Items listed in a dataset
## begin

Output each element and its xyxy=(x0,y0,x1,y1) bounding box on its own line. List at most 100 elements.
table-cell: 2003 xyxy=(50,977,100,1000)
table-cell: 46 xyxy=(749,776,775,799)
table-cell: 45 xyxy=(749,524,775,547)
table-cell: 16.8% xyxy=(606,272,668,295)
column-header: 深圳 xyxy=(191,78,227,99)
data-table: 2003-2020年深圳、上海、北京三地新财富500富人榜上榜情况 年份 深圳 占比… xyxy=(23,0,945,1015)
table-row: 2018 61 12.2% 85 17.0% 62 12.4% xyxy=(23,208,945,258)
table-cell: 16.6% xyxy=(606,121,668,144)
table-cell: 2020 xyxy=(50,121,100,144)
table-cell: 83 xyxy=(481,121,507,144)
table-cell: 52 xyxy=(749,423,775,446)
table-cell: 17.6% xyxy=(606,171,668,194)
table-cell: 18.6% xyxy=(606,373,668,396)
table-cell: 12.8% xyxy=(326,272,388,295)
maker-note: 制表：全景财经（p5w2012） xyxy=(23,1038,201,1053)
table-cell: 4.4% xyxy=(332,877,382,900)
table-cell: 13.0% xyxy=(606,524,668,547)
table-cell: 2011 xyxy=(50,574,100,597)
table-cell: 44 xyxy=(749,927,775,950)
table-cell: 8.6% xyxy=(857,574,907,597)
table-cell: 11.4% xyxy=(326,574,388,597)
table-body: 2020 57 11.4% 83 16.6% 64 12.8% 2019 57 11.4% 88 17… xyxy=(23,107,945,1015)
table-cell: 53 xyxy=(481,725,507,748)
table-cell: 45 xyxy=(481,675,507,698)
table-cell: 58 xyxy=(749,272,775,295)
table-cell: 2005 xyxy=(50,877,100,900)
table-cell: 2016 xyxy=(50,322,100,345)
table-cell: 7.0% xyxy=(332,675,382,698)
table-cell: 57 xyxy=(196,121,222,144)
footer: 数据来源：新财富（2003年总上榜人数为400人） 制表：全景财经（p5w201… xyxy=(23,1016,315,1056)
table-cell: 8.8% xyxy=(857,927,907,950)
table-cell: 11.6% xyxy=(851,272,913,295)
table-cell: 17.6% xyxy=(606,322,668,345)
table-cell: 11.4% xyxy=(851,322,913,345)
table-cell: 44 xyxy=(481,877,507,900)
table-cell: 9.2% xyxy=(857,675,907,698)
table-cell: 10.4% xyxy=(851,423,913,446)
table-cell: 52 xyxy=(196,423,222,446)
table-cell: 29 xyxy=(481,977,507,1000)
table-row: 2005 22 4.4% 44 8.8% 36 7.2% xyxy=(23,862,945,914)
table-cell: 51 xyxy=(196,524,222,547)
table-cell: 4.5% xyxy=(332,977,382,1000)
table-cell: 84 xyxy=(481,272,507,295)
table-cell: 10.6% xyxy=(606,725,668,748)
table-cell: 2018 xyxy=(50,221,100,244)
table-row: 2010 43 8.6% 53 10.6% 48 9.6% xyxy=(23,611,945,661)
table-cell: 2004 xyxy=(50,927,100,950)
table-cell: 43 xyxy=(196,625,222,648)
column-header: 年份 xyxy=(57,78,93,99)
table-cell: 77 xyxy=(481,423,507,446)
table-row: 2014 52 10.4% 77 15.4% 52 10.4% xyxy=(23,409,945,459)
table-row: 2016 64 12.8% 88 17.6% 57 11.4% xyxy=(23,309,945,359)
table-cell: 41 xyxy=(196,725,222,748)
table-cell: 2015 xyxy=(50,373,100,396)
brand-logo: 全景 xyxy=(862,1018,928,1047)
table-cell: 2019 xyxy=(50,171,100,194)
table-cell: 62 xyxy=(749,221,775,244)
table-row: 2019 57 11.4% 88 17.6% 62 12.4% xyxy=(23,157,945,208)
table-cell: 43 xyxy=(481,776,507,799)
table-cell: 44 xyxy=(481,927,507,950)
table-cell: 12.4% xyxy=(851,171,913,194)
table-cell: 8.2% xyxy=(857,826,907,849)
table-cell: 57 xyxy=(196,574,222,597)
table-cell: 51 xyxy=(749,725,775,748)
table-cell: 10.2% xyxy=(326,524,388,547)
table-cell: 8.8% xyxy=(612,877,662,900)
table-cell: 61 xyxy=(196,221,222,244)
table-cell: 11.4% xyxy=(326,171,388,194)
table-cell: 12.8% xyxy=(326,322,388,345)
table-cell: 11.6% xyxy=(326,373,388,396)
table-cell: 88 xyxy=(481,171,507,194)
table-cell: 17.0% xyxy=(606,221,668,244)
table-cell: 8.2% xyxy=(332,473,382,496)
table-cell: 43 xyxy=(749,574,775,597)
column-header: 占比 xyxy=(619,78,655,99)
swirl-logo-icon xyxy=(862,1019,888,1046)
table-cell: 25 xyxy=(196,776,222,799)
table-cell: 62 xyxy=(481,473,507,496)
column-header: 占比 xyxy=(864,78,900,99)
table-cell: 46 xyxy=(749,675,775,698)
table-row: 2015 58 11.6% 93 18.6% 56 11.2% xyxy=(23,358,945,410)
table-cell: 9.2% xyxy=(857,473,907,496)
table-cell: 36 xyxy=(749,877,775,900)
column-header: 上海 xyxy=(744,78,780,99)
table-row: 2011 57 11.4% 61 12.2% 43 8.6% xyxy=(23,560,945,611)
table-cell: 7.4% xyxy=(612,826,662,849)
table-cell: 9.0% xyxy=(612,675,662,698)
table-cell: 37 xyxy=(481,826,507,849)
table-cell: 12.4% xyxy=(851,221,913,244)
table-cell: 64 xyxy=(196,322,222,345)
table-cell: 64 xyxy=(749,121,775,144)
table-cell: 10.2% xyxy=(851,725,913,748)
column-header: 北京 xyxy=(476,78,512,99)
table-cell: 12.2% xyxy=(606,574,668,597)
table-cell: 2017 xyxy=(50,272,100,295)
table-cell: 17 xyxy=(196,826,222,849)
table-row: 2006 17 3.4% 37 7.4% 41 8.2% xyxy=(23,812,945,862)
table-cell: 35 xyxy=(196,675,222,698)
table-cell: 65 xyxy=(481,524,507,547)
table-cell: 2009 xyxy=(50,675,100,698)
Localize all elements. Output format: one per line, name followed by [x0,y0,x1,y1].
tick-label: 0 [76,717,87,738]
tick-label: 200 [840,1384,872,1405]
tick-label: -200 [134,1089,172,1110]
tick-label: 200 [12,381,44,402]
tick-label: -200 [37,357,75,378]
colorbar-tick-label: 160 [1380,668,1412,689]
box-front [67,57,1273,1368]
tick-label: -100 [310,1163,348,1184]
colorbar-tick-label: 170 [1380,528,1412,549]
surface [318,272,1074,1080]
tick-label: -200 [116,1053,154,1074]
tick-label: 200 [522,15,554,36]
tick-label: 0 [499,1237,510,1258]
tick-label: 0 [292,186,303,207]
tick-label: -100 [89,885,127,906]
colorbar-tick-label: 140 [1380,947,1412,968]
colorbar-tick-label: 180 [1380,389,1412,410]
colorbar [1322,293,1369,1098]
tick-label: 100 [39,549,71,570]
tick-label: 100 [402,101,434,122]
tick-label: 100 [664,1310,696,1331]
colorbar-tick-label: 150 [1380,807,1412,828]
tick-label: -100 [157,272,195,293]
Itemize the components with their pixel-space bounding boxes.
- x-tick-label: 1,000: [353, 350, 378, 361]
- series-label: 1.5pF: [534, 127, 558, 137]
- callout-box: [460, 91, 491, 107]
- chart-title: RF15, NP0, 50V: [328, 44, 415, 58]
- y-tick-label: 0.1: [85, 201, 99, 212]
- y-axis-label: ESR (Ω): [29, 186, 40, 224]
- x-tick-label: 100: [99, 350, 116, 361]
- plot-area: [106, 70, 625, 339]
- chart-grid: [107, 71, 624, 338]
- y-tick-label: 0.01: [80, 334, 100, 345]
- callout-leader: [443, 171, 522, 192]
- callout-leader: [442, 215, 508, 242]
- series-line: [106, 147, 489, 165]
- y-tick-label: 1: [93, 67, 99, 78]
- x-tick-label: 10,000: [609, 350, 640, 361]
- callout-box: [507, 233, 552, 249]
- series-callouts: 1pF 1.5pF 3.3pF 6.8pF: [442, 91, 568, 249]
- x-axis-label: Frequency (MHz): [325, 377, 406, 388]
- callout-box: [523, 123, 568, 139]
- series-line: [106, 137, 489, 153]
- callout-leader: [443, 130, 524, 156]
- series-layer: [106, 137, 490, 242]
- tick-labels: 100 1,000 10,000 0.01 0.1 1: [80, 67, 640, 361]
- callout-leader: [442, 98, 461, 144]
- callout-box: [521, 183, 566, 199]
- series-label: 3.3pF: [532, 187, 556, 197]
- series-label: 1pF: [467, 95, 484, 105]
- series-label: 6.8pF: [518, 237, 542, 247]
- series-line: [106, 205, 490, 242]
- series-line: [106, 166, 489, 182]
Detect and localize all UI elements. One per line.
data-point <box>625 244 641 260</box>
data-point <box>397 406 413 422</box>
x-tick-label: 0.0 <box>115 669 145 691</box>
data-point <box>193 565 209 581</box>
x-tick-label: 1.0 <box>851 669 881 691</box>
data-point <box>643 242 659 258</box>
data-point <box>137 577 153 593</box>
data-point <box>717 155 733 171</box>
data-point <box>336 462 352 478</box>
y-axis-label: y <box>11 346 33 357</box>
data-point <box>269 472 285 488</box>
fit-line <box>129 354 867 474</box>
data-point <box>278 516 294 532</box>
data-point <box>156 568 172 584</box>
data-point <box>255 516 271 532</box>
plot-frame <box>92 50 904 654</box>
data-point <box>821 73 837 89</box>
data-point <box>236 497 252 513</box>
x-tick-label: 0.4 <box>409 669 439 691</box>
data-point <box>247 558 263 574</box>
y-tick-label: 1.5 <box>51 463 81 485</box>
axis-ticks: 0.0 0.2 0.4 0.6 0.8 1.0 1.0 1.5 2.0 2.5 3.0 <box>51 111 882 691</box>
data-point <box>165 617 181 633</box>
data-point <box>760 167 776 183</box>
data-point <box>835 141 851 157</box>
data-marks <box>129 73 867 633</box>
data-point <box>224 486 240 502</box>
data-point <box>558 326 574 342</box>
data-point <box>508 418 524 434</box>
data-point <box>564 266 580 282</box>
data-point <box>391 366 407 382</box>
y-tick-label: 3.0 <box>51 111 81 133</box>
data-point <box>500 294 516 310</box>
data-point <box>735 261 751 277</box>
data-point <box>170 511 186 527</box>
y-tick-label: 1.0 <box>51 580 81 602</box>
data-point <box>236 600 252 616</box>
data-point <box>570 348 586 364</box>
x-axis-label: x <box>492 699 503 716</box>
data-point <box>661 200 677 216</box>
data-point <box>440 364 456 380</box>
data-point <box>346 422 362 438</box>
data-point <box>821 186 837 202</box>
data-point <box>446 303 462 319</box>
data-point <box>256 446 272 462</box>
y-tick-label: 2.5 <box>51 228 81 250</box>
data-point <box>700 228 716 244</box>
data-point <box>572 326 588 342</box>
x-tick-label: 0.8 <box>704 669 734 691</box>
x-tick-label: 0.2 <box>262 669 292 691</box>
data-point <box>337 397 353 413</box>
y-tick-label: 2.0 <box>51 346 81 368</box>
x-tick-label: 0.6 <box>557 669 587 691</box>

## end

== REQUIRED TASK ==
Edit the records from the first line up to and including the line with "table-row: 2005 22", changing "footer" to "page-footer" and leaving everything else unchanged. Give only those lines.

== RESPONSE ==
Output each element and its xyxy=(x0,y0,x1,y1) bounding box on its own line. List at most 100 elements.
table-cell: 2003 xyxy=(50,977,100,1000)
table-cell: 46 xyxy=(749,776,775,799)
table-cell: 45 xyxy=(749,524,775,547)
table-cell: 16.8% xyxy=(606,272,668,295)
column-header: 深圳 xyxy=(191,78,227,99)
data-table: 2003-2020年深圳、上海、北京三地新财富500富人榜上榜情况 年份 深圳 占比… xyxy=(23,0,945,1015)
table-row: 2018 61 12.2% 85 17.0% 62 12.4% xyxy=(23,208,945,258)
table-cell: 16.6% xyxy=(606,121,668,144)
table-cell: 2020 xyxy=(50,121,100,144)
table-cell: 83 xyxy=(481,121,507,144)
table-cell: 52 xyxy=(749,423,775,446)
table-cell: 17.6% xyxy=(606,171,668,194)
table-cell: 18.6% xyxy=(606,373,668,396)
table-cell: 12.8% xyxy=(326,272,388,295)
maker-note: 制表：全景财经（p5w2012） xyxy=(23,1038,201,1053)
table-cell: 4.4% xyxy=(332,877,382,900)
table-cell: 13.0% xyxy=(606,524,668,547)
table-cell: 2011 xyxy=(50,574,100,597)
table-cell: 44 xyxy=(749,927,775,950)
table-cell: 8.6% xyxy=(857,574,907,597)
table-cell: 11.4% xyxy=(326,574,388,597)
table-body: 2020 57 11.4% 83 16.6% 64 12.8% 2019 57 11.4% 88 17… xyxy=(23,107,945,1015)
table-cell: 53 xyxy=(481,725,507,748)
table-cell: 45 xyxy=(481,675,507,698)
table-cell: 58 xyxy=(749,272,775,295)
table-cell: 2005 xyxy=(50,877,100,900)
table-cell: 2016 xyxy=(50,322,100,345)
table-cell: 7.0% xyxy=(332,675,382,698)
table-cell: 57 xyxy=(196,121,222,144)
page-footer: 数据来源：新财富（2003年总上榜人数为400人） 制表：全景财经（p5w201… xyxy=(23,1016,315,1056)
table-cell: 8.8% xyxy=(857,927,907,950)
table-cell: 11.6% xyxy=(851,272,913,295)
table-cell: 17.6% xyxy=(606,322,668,345)
table-cell: 11.4% xyxy=(851,322,913,345)
table-cell: 44 xyxy=(481,877,507,900)
table-cell: 9.2% xyxy=(857,675,907,698)
table-cell: 10.4% xyxy=(851,423,913,446)
table-cell: 52 xyxy=(196,423,222,446)
table-cell: 29 xyxy=(481,977,507,1000)
table-row: 2005 22 4.4% 44 8.8% 36 7.2% xyxy=(23,862,945,914)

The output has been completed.